[THE PROBLEM]
Print the data that follows exactly.

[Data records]
====

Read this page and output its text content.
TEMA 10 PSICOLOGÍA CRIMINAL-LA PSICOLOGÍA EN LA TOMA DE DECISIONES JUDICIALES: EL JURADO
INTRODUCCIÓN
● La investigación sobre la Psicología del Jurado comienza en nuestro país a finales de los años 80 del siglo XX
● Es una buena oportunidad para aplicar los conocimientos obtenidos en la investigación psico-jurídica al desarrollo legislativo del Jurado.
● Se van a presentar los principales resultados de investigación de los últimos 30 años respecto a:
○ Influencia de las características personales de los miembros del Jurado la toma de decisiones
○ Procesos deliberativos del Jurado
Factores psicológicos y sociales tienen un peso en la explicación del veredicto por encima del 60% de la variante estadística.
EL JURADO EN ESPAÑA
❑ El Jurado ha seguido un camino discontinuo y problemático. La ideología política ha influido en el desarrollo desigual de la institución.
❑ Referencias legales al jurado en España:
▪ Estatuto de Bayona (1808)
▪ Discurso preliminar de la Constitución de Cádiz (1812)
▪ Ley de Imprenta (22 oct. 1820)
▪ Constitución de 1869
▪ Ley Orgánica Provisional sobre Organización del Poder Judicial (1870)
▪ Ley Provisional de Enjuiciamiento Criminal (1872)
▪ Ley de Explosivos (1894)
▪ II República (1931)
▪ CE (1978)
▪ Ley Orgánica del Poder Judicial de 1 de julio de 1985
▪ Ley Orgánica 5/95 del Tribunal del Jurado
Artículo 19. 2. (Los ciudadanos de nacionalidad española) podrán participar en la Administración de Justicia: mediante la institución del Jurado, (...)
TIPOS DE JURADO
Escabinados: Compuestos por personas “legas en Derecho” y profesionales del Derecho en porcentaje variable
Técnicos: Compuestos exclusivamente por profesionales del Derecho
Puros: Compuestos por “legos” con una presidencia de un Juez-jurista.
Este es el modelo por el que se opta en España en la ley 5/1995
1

====

[WORKED SOLUTION]
Read this page and output its text content.
TEMA 10 PSICOLOGÍA CRIMINAL-LA PSICOLOGÍA EN LA TOMA DE DECISIONES JUDICIALES: EL JURADO
INTRODUCCIÓN
● La investigación sobre la Psicología del Jurado comienza en nuestro país a finales de los años 80 del siglo XX
● Es una buena oportunidad para aplicar los conocimientos obtenidos en la investigación psico-jurídica al desarrollo legislativo del Jurado.
● Se van a presentar los principales resultados de investigación de los últimos 30 años respecto a:
○ Influencia de las características personales de los miembros del Jurado la toma de decisiones
○ Procesos deliberativos del Jurado
Factores psicológicos y sociales tienen un peso en la explicación del veredicto por encima del 60% de la variante estadística.
EL JURADO EN ESPAÑA
❑ El Jurado ha seguido un camino discontinuo y problemático. La ideología política ha influido en el desarrollo desigual de la institución.
❑ Referencias legales al jurado en España:
▪ Estatuto de Bayona (1808)
▪ Discurso preliminar de la Constitución de Cádiz (1812)
▪ Ley de Imprenta (22 oct. 1820)
▪ Constitución de 1869
▪ Ley Orgánica Provisional sobre Organización del Poder Judicial (1870)
▪ Ley Provisional de Enjuiciamiento Criminal (1872)
▪ Ley de Explosivos (1894)
▪ II República (1931)
▪ CE (1978)
▪ Ley Orgánica del Poder Judicial de 1 de julio de 1985
▪ Ley Orgánica 5/95 del Tribunal del Jurado
Artículo 19. 2. (Los ciudadanos de nacionalidad española) podrán participar en la Administración de Justicia: mediante la institución del Jurado, (...)
TIPOS DE JURADO
Escabinados: Compuestos por personas “legas en Derecho” y profesionales del Derecho en porcentaje variable
Técnicos: Compuestos exclusivamente por profesionales del Derecho
Puros: Compuestos por “legos” con una presidencia de un Juez-jurista.
Este es el modelo por el que se opta en España en la ley 5/1995
1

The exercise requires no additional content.